Where a line holds "data", copy it.

+++ MATERIAL PROVIDED +++

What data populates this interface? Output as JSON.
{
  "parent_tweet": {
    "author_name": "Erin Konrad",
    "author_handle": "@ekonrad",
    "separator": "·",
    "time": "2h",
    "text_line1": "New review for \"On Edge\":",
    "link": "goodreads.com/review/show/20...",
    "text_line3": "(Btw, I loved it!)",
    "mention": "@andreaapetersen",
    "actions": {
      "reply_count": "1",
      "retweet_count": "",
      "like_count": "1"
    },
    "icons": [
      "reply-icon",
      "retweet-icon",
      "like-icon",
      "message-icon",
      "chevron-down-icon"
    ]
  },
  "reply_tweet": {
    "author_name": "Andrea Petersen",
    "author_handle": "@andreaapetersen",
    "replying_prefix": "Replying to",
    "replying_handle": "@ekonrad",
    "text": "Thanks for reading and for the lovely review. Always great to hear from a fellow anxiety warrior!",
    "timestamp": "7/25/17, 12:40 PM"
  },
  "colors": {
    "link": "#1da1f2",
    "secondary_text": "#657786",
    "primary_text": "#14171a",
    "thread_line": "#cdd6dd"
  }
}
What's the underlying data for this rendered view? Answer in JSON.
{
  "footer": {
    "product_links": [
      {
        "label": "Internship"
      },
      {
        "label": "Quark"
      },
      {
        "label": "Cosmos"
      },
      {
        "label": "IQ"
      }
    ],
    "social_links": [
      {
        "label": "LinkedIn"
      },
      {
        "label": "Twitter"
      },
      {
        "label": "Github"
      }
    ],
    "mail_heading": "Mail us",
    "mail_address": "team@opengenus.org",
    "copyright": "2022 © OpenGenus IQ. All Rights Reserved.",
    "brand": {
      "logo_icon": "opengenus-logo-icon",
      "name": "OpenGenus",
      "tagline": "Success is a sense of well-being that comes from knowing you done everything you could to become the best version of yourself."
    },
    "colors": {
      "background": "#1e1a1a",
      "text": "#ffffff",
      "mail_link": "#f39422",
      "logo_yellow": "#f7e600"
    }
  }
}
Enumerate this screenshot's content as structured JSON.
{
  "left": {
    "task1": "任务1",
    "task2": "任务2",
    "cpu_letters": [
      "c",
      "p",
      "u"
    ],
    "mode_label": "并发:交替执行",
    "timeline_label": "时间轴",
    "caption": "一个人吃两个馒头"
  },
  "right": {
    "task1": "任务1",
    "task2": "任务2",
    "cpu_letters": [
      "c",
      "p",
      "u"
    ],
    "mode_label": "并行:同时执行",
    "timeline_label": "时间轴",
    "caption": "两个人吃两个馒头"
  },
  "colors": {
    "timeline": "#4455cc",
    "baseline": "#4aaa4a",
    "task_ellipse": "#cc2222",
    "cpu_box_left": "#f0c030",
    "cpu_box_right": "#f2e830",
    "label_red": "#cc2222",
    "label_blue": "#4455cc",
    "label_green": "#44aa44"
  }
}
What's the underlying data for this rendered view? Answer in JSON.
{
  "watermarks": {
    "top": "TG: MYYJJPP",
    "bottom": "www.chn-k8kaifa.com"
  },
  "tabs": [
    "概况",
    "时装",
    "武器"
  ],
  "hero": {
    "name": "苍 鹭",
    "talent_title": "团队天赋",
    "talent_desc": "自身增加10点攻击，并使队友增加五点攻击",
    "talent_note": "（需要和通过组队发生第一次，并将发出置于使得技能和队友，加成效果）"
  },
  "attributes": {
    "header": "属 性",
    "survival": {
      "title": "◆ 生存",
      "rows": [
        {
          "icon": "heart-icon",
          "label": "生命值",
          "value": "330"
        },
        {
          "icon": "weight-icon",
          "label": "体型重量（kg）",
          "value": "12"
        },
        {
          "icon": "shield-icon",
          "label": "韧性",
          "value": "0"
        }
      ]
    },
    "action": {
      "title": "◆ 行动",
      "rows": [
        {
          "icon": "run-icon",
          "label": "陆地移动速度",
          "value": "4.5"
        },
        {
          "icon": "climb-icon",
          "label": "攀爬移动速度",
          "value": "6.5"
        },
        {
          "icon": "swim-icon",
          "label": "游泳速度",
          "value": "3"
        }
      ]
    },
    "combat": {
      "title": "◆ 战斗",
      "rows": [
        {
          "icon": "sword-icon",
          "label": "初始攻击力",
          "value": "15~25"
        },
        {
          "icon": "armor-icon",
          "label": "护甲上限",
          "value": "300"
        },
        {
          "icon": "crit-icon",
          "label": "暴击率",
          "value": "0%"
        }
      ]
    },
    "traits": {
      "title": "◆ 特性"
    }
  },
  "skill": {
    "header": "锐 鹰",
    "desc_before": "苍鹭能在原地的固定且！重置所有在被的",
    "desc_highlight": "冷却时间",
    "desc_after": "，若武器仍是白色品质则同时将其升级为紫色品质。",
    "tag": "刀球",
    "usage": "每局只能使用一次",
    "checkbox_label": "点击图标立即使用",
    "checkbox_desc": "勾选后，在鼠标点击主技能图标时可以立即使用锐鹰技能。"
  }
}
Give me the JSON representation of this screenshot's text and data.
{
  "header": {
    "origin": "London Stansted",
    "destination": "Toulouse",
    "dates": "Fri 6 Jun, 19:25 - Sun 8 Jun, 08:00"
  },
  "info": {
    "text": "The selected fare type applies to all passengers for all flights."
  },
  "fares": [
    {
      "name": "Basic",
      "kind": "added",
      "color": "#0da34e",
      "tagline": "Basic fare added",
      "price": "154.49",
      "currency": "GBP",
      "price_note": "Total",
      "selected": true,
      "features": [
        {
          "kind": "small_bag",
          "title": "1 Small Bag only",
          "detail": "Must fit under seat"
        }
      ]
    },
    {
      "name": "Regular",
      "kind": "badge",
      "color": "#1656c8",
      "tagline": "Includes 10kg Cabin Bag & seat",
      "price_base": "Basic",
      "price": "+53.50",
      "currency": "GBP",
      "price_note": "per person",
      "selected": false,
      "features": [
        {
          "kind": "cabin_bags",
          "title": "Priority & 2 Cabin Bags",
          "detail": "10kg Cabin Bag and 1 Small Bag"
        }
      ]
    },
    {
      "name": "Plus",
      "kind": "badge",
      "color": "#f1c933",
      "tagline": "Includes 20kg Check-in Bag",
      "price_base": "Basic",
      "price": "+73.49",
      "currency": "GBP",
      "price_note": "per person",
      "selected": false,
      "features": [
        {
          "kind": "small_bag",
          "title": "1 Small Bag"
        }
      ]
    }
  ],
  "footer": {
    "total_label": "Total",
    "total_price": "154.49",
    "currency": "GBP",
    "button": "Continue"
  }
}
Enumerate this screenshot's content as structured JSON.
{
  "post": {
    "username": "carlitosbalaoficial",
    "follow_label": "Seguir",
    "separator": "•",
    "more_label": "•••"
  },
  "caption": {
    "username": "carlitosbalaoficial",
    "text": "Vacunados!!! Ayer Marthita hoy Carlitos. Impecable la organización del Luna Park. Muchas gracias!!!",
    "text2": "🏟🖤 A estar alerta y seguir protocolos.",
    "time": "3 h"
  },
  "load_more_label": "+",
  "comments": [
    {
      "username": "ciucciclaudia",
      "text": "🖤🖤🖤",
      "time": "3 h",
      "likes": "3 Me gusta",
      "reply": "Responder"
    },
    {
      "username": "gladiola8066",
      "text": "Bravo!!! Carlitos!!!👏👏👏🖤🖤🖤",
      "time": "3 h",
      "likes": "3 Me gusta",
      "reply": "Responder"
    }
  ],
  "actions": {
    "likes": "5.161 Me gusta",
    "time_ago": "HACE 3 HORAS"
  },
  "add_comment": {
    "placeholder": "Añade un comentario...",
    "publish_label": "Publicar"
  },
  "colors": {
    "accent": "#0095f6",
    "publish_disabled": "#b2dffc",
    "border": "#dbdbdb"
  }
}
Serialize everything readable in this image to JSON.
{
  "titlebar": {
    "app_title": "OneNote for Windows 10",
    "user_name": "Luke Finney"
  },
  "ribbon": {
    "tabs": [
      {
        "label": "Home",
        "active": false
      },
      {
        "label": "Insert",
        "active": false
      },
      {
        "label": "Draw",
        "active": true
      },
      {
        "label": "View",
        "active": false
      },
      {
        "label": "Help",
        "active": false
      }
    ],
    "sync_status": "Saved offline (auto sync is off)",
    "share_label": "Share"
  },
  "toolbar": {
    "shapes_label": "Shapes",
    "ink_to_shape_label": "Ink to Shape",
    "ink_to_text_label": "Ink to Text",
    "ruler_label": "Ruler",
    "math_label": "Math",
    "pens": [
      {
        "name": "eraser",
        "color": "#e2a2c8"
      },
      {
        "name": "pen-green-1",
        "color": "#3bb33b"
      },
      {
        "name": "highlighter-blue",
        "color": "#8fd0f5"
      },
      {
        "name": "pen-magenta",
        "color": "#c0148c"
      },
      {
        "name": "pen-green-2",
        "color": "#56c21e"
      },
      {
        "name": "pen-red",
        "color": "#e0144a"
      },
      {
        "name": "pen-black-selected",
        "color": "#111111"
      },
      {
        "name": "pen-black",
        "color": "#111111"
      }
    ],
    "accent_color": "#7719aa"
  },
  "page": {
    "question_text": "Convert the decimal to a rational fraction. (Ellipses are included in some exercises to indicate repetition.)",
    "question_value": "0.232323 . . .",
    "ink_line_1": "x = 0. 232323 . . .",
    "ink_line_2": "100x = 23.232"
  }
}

+++

- [EXERCISE ANSWER]:
What data populates this interface? Output as JSON.
What's the underlying data for this rendered view? Answer in JSON.
What's the underlying data for this rendered view? Answer in JSON.
Give me the JSON representation of this screenshot's text and data.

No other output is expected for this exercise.